- _Given task_
From the listing that follows, extract every line and set it down unaltered.

- _Items from a figure collection_
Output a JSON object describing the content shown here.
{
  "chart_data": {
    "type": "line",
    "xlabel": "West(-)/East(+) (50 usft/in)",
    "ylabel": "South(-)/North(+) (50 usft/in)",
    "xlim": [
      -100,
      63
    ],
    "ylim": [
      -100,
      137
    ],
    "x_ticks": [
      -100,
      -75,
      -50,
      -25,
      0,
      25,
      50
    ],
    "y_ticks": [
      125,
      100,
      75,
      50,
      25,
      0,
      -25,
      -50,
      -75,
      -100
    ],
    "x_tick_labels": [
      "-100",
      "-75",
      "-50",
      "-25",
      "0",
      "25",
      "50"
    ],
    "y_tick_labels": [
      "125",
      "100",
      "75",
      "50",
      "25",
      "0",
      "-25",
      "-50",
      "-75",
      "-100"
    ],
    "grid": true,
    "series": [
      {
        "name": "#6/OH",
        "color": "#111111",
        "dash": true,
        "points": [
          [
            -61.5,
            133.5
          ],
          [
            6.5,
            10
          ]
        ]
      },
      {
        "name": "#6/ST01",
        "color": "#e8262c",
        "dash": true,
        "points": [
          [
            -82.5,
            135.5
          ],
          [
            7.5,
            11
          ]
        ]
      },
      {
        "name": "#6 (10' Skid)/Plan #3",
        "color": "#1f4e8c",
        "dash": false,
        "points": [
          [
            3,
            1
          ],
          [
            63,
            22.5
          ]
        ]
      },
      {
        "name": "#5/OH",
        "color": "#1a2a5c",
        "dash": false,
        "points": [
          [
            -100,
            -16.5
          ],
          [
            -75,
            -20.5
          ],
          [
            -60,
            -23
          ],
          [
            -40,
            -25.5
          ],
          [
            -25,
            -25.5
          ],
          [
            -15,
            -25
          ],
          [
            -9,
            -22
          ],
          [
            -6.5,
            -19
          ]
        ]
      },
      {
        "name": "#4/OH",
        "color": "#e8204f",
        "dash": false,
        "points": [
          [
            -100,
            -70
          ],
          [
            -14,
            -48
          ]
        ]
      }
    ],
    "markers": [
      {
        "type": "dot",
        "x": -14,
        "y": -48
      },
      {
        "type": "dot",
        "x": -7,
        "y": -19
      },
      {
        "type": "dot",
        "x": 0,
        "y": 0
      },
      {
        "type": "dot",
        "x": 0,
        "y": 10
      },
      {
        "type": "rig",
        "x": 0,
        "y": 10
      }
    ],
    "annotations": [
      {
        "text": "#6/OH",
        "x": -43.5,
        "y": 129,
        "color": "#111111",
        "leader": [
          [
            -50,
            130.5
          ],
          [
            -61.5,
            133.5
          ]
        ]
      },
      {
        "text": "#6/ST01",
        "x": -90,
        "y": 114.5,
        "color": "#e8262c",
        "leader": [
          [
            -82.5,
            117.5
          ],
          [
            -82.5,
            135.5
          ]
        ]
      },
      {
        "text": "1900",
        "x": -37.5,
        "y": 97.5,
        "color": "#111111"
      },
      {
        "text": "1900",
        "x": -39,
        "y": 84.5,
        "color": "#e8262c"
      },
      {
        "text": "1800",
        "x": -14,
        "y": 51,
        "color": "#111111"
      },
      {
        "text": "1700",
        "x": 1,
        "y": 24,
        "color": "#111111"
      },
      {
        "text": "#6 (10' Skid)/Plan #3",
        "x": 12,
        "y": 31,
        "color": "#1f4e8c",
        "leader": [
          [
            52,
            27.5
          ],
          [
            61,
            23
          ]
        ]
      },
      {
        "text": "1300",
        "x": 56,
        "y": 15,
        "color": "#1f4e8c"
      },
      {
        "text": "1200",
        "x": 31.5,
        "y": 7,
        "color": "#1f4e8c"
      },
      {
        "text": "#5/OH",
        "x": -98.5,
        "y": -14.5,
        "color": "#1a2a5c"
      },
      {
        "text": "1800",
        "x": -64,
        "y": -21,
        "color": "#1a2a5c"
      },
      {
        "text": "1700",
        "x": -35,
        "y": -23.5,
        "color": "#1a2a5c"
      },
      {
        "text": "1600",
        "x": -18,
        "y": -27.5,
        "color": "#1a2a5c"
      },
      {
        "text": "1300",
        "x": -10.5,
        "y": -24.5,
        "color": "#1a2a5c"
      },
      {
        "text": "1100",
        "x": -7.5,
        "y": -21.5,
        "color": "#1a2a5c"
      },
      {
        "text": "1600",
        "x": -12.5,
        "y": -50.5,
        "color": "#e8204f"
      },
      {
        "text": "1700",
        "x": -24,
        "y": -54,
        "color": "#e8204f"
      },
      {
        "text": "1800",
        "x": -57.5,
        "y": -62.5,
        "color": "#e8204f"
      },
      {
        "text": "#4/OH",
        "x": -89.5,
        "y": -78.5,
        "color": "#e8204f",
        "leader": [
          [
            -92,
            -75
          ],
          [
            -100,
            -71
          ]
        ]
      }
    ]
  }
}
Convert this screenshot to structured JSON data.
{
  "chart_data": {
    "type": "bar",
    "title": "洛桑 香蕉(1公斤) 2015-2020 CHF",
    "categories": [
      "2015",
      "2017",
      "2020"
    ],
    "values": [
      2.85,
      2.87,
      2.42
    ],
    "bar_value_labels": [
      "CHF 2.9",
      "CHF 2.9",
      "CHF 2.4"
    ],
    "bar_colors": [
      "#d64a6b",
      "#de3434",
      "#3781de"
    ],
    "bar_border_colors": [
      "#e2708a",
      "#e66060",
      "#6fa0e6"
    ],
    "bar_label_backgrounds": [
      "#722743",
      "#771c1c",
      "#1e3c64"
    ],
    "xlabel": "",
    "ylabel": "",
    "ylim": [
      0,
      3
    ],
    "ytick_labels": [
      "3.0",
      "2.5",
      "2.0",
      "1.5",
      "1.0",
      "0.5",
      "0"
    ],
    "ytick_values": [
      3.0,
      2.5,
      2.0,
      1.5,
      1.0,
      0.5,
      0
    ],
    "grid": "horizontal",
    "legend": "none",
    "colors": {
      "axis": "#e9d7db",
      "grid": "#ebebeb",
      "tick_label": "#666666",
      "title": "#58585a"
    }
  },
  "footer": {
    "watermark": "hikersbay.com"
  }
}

- _Result of the exercise_
Output a JSON object describing the content shown here.
{
  "chart_data": {
    "type": "line",
    "xlabel": "West(-)/East(+) (50 usft/in)",
    "ylabel": "South(-)/North(+) (50 usft/in)",
    "xlim": [
      -100,
      63
    ],
    "ylim": [
      -100,
      137
    ],
    "x_ticks": [
      -100,
      -75,
      -50,
      -25,
      0,
      25,
      50
    ],
    "y_ticks": [
      125,
      100,
      75,
      50,
      25,
      0,
      -25,
      -50,
      -75,
      -100
    ],
    "x_tick_labels": [
      "-100",
      "-75",
      "-50",
      "-25",
      "0",
      "25",
      "50"
    ],
    "y_tick_labels": [
      "125",
      "100",
      "75",
      "50",
      "25",
      "0",
      "-25",
      "-50",
      "-75",
      "-100"
    ],
    "grid": true,
    "series": [
      {
        "name": "#6/OH",
        "color": "#111111",
        "dash": true,
        "points": [
          [
            -61.5,
            133.5
          ],
          [
            6.5,
            10
          ]
        ]
      },
      {
        "name": "#6/ST01",
        "color": "#e8262c",
        "dash": true,
        "points": [
          [
            -82.5,
            135.5
          ],
          [
            7.5,
            11
          ]
        ]
      },
      {
        "name": "#6 (10' Skid)/Plan #3",
        "color": "#1f4e8c",
        "dash": false,
        "points": [
          [
            3,
            1
          ],
          [
            63,
            22.5
          ]
        ]
      },
      {
        "name": "#5/OH",
        "color": "#1a2a5c",
        "dash": false,
        "points": [
          [
            -100,
            -16.5
          ],
          [
            -75,
            -20.5
          ],
          [
            -60,
            -23
          ],
          [
            -40,
            -25.5
          ],
          [
            -25,
            -25.5
          ],
          [
            -15,
            -25
          ],
          [
            -9,
            -22
          ],
          [
            -6.5,
            -19
          ]
        ]
      },
      {
        "name": "#4/OH",
        "color": "#e8204f",
        "dash": false,
        "points": [
          [
            -100,
            -70
          ],
          [
            -14,
            -48
          ]
        ]
      }
    ],
    "markers": [
      {
        "type": "dot",
        "x": -14,
        "y": -48
      },
      {
        "type": "dot",
        "x": -7,
        "y": -19
      },
      {
        "type": "dot",
        "x": 0,
        "y": 0
      },
      {
        "type": "dot",
        "x": 0,
        "y": 10
      },
      {
        "type": "rig",
        "x": 0,
        "y": 10
      }
    ],
    "annotations": [
      {
        "text": "#6/OH",
        "x": -43.5,
        "y": 129,
        "color": "#111111",
        "leader": [
          [
            -50,
            130.5
          ],
          [
            -61.5,
            133.5
          ]
        ]
      },
      {
        "text": "#6/ST01",
        "x": -90,
        "y": 114.5,
        "color": "#e8262c",
        "leader": [
          [
            -82.5,
            117.5
          ],
          [
            -82.5,
            135.5
          ]
        ]
      },
      {
        "text": "1900",
        "x": -37.5,
        "y": 97.5,
        "color": "#111111"
      },
      {
        "text": "1900",
        "x": -39,
        "y": 84.5,
        "color": "#e8262c"
      },
      {
        "text": "1800",
        "x": -14,
        "y": 51,
        "color": "#111111"
      },
      {
        "text": "1700",
        "x": 1,
        "y": 24,
        "color": "#111111"
      },
      {
        "text": "#6 (10' Skid)/Plan #3",
        "x": 12,
        "y": 31,
        "color": "#1f4e8c",
        "leader": [
          [
            52,
            27.5
          ],
          [
            61,
            23
          ]
        ]
      },
      {
        "text": "1300",
        "x": 56,
        "y": 15,
        "color": "#1f4e8c"
      },
      {
        "text": "1200",
        "x": 31.5,
        "y": 7,
        "color": "#1f4e8c"
      },
      {
        "text": "#5/OH",
        "x": -98.5,
        "y": -14.5,
        "color": "#1a2a5c"
      },
      {
        "text": "1800",
        "x": -64,
        "y": -21,
        "color": "#1a2a5c"
      },
      {
        "text": "1700",
        "x": -35,
        "y": -23.5,
        "color": "#1a2a5c"
      },
      {
        "text": "1600",
        "x": -18,
        "y": -27.5,
        "color": "#1a2a5c"
      },
      {
        "text": "1300",
        "x": -10.5,
        "y": -24.5,
        "color": "#1a2a5c"
      },
      {
        "text": "1100",
        "x": -7.5,
        "y": -21.5,
        "color": "#1a2a5c"
      },
      {
        "text": "1600",
        "x": -12.5,
        "y": -50.5,
        "color": "#e8204f"
      },
      {
        "text": "1700",
        "x": -24,
        "y": -54,
        "color": "#e8204f"
      },
      {
        "text": "1800",
        "x": -57.5,
        "y": -62.5,
        "color": "#e8204f"
      },
      {
        "text": "#4/OH",
        "x": -89.5,
        "y": -78.5,
        "color": "#e8204f",
        "leader": [
          [
            -92,
            -75
          ],
          [
            -100,
            -71
          ]
        ]
      }
    ]
  }
}
Convert this screenshot to structured JSON data.
{
  "chart_data": {
    "type": "bar",
    "title": "洛桑 香蕉(1公斤) 2015-2020 CHF",
    "categories": [
      "2015",
      "2017",
      "2020"
    ],
    "values": [
      2.85,
      2.87,
      2.42
    ],
    "bar_value_labels": [
      "CHF 2.9",
      "CHF 2.9",
      "CHF 2.4"
    ],
    "bar_colors": [
      "#d64a6b",
      "#de3434",
      "#3781de"
    ],
    "bar_border_colors": [
      "#e2708a",
      "#e66060",
      "#6fa0e6"
    ],
    "bar_label_backgrounds": [
      "#722743",
      "#771c1c",
      "#1e3c64"
    ],
    "xlabel": "",
    "ylabel": "",
    "ylim": [
      0,
      3
    ],
    "ytick_labels": [
      "3.0",
      "2.5",
      "2.0",
      "1.5",
      "1.0",
      "0.5",
      "0"
    ],
    "ytick_values": [
      3.0,
      2.5,
      2.0,
      1.5,
      1.0,
      0.5,
      0
    ],
    "grid": "horizontal",
    "legend": "none",
    "colors": {
      "axis": "#e9d7db",
      "grid": "#ebebeb",
      "tick_label": "#666666",
      "title": "#58585a"
    }
  },
  "footer": {
    "watermark": "hikersbay.com"
  }
}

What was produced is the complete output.